- Requirement: Count the lines below that contain the word "Expenses". Give only the number.
##### Records for processing
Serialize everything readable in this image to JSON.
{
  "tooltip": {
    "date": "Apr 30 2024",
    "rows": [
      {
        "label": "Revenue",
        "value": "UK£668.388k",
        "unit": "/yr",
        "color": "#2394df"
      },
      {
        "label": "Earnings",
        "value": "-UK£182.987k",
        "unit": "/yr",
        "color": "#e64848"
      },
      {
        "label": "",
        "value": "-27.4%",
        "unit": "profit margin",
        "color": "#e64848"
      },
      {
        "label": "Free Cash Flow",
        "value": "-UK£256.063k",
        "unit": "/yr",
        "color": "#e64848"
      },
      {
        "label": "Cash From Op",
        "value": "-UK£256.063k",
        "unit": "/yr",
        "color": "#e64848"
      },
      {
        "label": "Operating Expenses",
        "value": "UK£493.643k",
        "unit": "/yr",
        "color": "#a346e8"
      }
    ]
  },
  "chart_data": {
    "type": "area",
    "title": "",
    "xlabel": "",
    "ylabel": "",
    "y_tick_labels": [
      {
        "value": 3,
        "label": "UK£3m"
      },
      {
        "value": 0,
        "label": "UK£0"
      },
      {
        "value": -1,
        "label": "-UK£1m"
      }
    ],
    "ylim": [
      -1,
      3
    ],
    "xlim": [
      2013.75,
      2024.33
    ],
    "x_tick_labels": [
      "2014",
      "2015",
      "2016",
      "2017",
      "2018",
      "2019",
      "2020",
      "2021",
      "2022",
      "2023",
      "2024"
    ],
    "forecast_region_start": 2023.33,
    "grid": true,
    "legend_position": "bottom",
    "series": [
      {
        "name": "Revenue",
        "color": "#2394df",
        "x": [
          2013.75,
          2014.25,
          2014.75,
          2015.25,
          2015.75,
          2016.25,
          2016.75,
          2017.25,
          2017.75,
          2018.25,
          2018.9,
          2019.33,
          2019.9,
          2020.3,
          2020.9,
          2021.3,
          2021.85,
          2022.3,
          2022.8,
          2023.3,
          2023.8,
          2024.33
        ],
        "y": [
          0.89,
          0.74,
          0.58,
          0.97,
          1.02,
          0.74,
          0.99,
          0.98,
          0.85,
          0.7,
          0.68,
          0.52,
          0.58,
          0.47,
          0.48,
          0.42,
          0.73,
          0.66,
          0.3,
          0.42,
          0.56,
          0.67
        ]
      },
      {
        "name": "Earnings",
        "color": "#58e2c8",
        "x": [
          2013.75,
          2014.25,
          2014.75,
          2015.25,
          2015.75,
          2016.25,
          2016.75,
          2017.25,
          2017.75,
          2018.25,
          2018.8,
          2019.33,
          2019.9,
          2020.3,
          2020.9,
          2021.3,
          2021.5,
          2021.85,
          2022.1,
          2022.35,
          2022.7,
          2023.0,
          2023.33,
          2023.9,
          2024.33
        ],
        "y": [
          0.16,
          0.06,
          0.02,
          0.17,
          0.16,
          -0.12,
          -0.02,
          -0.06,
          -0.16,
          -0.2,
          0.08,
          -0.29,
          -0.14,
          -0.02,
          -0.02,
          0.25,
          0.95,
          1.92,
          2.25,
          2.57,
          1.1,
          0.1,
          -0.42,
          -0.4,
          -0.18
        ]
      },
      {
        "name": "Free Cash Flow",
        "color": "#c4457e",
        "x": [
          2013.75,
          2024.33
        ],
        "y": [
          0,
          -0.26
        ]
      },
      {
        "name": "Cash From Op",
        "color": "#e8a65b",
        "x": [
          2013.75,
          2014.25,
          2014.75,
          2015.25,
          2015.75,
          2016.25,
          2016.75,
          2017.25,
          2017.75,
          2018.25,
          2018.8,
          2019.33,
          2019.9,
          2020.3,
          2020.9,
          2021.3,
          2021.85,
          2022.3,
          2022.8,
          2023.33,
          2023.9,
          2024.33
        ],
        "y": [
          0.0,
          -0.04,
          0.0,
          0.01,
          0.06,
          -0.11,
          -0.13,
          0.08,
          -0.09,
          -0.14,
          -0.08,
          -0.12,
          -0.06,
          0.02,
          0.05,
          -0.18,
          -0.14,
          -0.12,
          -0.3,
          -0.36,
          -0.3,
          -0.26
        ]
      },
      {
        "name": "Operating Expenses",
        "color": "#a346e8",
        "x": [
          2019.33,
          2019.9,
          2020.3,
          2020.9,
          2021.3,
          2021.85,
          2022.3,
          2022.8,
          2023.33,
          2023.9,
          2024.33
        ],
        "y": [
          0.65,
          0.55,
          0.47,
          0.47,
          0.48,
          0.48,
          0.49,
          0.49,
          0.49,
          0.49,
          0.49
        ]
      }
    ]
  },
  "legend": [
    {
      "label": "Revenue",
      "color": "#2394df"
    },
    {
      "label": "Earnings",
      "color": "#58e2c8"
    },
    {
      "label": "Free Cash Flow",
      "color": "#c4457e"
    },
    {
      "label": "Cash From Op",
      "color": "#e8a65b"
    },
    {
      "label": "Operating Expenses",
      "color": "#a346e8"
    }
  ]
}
##########
- Solved exercise: 3